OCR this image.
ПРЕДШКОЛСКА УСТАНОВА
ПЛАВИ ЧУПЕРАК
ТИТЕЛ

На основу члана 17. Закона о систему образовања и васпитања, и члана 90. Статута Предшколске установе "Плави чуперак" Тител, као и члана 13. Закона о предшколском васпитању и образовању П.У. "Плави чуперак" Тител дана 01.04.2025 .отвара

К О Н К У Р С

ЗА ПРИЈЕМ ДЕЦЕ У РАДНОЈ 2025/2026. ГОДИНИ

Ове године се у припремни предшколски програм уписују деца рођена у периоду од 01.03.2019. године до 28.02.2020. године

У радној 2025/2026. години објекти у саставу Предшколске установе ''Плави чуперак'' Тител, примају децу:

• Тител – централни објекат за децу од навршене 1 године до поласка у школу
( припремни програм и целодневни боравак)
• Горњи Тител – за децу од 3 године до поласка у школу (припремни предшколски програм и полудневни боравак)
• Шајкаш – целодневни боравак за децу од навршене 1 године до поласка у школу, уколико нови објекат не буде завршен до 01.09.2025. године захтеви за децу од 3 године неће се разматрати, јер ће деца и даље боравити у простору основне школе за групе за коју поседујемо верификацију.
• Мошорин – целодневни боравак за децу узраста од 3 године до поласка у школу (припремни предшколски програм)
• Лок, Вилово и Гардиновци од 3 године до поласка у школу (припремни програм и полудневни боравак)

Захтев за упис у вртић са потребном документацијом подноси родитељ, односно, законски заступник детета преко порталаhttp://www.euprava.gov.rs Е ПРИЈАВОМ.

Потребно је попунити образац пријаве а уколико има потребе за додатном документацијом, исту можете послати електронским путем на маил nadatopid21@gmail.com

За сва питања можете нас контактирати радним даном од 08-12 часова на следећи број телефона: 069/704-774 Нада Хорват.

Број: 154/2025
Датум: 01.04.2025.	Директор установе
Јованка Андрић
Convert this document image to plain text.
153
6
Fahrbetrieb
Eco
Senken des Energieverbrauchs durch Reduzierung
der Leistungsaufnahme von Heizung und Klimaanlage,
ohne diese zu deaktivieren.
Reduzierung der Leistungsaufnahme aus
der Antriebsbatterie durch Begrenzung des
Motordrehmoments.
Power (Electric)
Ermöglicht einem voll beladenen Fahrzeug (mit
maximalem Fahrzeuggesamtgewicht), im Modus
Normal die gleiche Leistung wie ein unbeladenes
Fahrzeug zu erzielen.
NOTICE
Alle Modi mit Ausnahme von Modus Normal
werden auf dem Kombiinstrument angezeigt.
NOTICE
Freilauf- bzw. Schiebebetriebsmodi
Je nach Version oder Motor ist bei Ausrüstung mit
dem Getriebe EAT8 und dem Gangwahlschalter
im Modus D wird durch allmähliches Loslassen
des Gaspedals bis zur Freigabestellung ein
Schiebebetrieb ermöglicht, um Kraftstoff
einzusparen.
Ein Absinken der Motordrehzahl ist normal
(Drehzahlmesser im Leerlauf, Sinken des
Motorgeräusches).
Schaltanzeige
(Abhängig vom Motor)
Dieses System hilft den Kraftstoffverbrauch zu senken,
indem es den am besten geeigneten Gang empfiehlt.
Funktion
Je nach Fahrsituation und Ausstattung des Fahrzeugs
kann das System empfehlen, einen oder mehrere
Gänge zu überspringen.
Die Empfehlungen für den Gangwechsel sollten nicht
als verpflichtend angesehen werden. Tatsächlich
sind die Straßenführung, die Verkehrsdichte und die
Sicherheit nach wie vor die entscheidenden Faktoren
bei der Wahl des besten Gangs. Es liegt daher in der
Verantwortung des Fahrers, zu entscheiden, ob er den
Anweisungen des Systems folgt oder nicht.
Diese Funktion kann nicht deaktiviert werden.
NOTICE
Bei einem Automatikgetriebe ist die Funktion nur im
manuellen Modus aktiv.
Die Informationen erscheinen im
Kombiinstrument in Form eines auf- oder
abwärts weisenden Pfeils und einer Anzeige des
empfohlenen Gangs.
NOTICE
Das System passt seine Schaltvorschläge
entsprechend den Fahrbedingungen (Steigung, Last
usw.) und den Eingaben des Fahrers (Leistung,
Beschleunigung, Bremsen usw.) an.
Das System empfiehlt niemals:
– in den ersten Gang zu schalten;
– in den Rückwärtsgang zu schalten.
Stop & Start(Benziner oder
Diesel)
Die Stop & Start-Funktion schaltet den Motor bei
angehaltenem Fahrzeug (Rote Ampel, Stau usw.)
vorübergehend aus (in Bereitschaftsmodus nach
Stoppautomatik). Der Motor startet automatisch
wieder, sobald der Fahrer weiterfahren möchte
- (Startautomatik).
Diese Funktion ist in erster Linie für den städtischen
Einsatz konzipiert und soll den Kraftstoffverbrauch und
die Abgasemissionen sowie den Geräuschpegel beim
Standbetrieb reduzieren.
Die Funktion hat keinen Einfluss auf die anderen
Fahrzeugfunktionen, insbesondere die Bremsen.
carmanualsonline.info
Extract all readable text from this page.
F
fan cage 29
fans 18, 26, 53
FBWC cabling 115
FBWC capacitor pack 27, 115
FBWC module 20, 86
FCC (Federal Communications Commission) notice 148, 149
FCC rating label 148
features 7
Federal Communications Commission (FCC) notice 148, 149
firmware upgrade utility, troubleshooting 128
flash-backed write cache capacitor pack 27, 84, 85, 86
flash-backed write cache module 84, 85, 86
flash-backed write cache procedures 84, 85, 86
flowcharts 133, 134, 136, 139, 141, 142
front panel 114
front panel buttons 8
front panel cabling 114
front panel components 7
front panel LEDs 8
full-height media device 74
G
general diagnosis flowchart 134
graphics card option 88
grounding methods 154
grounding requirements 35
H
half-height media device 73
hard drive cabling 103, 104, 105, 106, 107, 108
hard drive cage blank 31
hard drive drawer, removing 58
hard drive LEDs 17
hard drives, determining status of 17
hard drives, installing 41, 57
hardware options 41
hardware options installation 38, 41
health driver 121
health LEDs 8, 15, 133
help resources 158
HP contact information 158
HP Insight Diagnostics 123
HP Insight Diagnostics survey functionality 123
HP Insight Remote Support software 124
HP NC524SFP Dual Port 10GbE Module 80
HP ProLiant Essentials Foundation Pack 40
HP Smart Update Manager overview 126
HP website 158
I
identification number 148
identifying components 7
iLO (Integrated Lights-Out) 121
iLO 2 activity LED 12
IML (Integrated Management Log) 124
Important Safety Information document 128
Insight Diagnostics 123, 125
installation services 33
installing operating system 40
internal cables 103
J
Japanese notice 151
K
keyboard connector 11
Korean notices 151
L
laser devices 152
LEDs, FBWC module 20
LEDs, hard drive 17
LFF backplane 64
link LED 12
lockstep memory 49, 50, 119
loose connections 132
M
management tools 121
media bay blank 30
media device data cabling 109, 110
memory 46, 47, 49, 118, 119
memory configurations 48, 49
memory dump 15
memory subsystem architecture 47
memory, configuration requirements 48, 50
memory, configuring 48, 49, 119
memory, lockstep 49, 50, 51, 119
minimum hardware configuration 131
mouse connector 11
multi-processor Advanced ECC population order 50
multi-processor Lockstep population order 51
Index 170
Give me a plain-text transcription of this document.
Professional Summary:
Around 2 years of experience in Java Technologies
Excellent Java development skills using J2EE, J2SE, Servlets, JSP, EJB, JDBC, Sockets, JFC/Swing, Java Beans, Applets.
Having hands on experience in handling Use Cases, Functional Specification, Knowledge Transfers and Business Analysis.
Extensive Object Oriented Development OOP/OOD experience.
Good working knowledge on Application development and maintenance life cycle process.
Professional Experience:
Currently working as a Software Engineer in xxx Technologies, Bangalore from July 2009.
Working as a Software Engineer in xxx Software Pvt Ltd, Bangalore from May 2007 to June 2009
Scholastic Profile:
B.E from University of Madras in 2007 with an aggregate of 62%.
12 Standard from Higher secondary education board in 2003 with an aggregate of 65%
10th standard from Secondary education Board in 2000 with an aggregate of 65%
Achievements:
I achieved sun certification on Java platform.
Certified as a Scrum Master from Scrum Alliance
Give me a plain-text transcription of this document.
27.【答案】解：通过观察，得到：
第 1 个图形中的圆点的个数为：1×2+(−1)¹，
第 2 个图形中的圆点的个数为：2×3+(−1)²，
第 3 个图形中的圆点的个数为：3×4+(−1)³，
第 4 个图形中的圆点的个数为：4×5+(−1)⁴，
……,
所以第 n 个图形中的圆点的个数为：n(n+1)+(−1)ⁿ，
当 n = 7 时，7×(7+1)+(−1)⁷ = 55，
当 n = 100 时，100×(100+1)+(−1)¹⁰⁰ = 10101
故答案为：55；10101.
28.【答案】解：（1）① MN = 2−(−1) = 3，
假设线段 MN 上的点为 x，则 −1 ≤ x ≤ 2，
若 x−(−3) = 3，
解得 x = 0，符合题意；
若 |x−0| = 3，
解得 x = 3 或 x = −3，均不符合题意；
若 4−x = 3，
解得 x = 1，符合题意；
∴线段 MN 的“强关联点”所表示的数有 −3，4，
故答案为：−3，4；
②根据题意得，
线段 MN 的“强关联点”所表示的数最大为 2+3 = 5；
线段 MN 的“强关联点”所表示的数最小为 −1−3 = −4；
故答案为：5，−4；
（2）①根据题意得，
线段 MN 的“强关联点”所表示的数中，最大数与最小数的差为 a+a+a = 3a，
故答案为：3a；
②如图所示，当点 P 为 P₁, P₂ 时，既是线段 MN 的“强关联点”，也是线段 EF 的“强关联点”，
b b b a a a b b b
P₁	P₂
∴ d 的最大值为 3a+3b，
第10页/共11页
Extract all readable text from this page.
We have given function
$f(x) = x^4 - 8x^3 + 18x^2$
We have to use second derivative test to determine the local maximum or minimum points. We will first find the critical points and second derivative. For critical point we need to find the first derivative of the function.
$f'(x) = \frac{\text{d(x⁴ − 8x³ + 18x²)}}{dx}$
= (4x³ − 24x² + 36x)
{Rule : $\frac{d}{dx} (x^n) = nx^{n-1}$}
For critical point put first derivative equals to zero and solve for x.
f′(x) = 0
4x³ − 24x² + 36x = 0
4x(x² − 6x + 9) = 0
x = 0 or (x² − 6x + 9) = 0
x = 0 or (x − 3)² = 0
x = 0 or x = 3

########

◆ Work to complete:
Search the data above for the string "multi" and return every line that has it.

◆ In response:
multi-processor Advanced ECC population order 50
multi-processor Lockstep population order 51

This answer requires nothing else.